EXERCISE PASSAGE
+ + + + + + +

A senior leader of Filipino militants who escaped when troops retook the southern Philippine city of Marawi from Islamic State-linked fighters two years ago is believed to be among insurgents killed during clashes earlier this week, military officials said Saturday.
Humam Abdul Najib (alias Abu Dar) is likely one of two militants slain in clashes near Tubaran town in Lanao del Sur province on Thursday. Three soldiers were also killed, and three others who were reported missing had already been accounted for, the military said.
Tissue samples gathered from the slain militants were being processed for DNA testing, though results were not expected for weeks, military spokesman Col. Gerry Besana told BenarNews.
“The death of Abu Dar is still for verification,” Besana said, referring to Najib's alias. But Besana emphasized that witnesses on the ground, including residents in the area, had offered visual confirmation. “This will be validated by DNA testing," he said.
Besana said a .45-caliber pistol that was among several firearms recovered in the area had been positively identified as owned by Najib.
Najib was among those who helped plan the five-month Marawi siege with the Maute brothers and Isnilon Hapilon, the overall regional leader of the IS. Several Southeast Asian IS militants, as well as fighters from the Middle East, were also among those who helped carry it out.
The siege, the biggest that was launched in the region by the IS, led to heavy battles that killed 1,200 people, most of them militants. Filipino forces, long used to jungle fighting, had to adjust to urban guerrilla warfare. Australian and U.S. forces were later called in to help in intelligence work, mostly providing aerial and other technical support that helped pinpoint enemy positions.
Hapilon was killed in October 2017, while Najib and several fighters escaped as troops closed in on their positions in Marawi, military officials said.

+ + + + + + +

WHAT YOU NEED TO DO
(1) From the report on the militant clash, extract the passage from "Tissue samples gathered" to "owned by Najib.".
(2) List each person the report on the militant clash identifies by full personal name.
(3) Translate this sentence from the report on the militant clash into Spanish: "Besana said a .45-caliber pistol that was among several firearms recovered in the area had been positively identified as owned by Najib."

+ + + + + + +

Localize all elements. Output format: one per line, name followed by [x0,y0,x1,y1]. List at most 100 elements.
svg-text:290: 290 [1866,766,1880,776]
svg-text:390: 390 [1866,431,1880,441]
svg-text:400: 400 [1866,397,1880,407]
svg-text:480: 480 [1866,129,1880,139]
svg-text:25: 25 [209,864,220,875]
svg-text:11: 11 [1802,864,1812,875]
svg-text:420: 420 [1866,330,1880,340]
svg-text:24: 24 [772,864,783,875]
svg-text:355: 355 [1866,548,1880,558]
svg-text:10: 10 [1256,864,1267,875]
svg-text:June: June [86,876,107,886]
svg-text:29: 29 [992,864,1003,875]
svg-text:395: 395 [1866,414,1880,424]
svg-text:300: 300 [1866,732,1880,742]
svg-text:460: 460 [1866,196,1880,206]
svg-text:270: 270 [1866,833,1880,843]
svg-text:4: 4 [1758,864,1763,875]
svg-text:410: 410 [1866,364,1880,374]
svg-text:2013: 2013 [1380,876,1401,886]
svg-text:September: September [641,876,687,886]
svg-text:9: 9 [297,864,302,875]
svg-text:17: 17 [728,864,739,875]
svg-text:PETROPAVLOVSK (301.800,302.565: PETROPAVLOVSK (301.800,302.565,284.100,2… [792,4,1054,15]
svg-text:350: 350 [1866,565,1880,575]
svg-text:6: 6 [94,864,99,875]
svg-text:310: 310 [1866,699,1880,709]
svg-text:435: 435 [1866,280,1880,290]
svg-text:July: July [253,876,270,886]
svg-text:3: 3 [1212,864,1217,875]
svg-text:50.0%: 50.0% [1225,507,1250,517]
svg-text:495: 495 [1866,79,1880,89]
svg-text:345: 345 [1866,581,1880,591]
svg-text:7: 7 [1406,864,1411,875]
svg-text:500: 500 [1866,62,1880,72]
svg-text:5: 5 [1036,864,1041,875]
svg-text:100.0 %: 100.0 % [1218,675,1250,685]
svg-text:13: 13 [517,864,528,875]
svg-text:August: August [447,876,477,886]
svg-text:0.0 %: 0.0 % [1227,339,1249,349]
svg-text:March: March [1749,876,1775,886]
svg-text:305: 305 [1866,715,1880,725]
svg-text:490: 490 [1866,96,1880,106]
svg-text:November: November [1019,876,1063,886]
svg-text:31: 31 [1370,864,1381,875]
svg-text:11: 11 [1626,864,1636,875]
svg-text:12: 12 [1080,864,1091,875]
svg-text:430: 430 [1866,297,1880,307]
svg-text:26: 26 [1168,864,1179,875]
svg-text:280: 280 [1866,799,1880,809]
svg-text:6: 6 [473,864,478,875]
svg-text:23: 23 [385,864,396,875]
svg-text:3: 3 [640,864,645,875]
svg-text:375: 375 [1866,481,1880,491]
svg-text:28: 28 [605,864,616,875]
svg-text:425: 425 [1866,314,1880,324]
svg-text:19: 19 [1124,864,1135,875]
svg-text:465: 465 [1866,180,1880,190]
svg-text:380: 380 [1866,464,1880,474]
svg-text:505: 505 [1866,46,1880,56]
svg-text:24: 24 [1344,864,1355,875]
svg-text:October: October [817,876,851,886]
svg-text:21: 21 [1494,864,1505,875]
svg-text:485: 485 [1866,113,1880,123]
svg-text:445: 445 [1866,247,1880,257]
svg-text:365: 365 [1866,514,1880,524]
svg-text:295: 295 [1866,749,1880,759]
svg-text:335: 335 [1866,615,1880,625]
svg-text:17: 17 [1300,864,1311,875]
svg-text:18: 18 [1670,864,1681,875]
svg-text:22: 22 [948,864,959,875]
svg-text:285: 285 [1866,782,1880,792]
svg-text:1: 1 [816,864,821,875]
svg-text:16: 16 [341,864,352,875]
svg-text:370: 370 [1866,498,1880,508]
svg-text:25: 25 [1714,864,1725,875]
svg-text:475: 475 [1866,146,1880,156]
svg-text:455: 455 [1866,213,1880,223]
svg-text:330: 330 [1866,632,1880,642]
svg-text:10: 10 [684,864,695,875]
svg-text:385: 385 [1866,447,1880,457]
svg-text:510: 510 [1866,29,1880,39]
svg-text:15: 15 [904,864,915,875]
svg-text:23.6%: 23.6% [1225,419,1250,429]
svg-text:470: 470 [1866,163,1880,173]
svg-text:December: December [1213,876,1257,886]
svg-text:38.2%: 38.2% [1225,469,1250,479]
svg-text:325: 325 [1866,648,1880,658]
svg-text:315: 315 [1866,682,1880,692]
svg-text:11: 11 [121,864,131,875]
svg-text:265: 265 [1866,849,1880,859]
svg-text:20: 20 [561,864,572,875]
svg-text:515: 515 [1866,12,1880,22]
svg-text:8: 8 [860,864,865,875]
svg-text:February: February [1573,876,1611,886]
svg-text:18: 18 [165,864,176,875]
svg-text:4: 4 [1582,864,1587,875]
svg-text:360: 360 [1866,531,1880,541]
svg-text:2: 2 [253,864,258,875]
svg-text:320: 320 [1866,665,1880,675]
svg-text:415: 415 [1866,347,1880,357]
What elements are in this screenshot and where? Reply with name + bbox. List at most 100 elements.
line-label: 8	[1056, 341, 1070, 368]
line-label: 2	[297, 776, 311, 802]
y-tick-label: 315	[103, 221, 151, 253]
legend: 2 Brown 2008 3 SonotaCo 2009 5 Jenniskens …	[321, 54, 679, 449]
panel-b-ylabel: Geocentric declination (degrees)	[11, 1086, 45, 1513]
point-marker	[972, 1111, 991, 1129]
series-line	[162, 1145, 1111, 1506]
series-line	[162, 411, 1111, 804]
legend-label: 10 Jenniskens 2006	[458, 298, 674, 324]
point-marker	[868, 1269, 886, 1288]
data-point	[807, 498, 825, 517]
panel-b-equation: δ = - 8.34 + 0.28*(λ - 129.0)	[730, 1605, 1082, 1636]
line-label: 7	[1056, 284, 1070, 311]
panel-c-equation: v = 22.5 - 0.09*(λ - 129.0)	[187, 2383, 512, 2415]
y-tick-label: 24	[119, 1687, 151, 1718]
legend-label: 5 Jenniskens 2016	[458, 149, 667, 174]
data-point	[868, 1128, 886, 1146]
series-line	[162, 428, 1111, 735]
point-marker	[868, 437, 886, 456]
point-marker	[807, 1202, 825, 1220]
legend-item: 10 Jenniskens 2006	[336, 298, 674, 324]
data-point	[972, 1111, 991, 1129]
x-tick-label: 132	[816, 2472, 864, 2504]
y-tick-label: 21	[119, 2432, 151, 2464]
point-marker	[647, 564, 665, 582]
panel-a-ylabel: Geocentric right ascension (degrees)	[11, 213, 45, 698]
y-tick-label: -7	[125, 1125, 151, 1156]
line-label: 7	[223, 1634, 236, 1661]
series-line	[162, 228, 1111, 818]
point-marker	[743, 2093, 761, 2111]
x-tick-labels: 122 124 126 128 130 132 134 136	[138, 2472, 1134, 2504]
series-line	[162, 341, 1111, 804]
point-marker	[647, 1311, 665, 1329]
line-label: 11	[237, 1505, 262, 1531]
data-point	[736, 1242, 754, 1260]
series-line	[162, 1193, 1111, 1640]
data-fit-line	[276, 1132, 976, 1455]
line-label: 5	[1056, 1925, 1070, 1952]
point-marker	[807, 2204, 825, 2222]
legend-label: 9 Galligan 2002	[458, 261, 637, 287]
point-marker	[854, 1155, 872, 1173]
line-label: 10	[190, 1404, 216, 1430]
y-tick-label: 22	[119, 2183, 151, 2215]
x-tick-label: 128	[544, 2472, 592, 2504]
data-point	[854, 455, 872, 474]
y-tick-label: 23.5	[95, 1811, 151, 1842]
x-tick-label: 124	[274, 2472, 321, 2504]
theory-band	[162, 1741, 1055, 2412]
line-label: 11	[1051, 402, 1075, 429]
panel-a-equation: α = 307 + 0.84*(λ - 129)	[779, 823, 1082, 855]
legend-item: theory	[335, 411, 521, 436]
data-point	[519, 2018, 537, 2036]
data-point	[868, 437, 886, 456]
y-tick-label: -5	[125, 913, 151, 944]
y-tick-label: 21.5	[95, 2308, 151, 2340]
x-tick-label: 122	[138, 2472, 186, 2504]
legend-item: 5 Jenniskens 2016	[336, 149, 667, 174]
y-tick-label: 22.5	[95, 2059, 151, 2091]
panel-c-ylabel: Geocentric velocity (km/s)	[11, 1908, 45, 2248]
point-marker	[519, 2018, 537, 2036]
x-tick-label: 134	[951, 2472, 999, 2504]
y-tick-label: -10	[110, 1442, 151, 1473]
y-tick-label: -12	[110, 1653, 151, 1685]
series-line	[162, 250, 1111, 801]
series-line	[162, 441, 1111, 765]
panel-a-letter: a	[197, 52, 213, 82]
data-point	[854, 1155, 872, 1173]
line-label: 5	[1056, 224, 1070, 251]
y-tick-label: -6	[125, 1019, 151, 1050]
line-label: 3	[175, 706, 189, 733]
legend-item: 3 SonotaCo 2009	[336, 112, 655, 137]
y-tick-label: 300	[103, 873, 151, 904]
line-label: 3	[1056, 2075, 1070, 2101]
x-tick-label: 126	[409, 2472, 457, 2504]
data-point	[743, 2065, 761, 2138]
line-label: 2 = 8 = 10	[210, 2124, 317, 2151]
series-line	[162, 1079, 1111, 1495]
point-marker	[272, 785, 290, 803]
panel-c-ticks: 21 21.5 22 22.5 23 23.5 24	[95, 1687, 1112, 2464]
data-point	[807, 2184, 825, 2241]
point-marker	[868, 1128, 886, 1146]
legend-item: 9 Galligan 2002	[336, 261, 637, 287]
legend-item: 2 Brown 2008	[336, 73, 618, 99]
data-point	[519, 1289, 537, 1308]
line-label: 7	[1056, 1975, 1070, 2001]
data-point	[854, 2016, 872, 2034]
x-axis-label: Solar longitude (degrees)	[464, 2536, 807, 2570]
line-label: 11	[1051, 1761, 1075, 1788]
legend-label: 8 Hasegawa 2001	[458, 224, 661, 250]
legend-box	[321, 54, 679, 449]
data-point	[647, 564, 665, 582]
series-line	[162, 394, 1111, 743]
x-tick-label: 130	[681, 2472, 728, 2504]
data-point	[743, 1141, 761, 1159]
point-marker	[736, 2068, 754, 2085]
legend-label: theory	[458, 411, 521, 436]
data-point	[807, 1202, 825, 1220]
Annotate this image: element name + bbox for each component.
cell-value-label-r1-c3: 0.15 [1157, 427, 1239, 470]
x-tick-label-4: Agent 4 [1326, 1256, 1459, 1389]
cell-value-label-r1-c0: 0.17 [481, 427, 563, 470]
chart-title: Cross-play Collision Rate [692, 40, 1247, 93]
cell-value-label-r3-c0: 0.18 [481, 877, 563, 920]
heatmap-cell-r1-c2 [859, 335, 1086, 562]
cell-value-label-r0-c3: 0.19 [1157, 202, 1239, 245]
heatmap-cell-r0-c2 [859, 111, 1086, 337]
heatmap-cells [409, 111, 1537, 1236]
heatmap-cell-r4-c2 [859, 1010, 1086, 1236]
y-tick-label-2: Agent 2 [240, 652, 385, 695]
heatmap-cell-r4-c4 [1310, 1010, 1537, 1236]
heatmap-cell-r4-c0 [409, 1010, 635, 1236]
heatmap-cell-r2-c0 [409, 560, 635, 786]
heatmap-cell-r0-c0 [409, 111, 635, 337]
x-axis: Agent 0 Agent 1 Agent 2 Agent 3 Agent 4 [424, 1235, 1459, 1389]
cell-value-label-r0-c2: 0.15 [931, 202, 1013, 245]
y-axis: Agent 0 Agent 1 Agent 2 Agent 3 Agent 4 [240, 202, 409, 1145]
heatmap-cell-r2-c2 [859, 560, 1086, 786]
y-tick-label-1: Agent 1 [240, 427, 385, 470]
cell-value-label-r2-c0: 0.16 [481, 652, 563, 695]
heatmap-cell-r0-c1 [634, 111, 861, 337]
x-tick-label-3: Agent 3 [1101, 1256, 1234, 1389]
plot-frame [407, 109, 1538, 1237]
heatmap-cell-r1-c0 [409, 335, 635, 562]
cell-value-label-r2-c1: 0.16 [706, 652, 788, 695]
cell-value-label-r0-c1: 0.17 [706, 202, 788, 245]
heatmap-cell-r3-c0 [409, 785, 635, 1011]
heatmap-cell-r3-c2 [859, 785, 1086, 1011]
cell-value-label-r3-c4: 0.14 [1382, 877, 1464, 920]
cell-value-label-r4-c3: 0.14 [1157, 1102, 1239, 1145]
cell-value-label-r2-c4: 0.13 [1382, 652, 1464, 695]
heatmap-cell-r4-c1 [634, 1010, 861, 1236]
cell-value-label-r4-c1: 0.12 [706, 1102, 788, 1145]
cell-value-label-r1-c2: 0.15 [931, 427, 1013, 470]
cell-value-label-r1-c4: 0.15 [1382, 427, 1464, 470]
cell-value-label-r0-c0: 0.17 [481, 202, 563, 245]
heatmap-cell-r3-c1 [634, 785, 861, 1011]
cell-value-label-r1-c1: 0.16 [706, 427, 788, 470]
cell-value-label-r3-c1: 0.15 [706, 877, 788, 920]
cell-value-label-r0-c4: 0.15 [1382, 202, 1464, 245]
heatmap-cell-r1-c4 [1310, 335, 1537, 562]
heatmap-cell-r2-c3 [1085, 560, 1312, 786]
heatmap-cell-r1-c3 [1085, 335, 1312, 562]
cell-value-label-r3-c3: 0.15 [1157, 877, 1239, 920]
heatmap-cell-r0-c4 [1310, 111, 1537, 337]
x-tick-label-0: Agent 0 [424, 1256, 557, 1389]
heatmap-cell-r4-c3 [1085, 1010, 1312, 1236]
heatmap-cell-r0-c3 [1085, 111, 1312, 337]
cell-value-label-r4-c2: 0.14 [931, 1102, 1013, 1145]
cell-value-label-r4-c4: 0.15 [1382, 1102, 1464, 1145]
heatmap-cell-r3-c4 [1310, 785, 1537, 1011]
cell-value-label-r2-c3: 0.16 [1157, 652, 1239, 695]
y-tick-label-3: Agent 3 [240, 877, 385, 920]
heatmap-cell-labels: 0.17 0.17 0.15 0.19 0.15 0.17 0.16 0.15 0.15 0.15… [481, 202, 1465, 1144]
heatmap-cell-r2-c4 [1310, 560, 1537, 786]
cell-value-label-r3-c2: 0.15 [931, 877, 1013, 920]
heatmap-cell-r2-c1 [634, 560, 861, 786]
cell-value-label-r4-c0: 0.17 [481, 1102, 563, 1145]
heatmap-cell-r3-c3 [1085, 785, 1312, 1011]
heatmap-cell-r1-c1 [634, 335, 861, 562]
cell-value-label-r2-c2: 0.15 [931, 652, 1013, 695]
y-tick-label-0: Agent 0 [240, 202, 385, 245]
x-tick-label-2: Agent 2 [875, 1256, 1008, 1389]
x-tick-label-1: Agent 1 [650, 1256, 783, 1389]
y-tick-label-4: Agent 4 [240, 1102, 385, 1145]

+ + + + + + +

OUTPUTS BY TASK
(1)
Tissue samples gathered from the slain militants were being processed for DNA testing, though results were not expected for weeks, military spokesman Col. Gerry Besana told BenarNews.
“The death of Abu Dar is still for verification,” Besana said, referring to Najib's alias. But Besana emphasized that witnesses on the ground, including residents in the area, had offered visual confirmation. “This will be validated by DNA testing," he said.
Besana said a .45-caliber pistol that was among several firearms recovered in the area had been positively identified as owned by Najib.

(2)
Humam Abdul Najib
Gerry Besana
Isnilon Hapilon

(3) Besana dijo que una pistola calibre .45, que estaba entre varias armas de fuego recuperadas en la zona, había sido identificada positivamente como propiedad de Najib.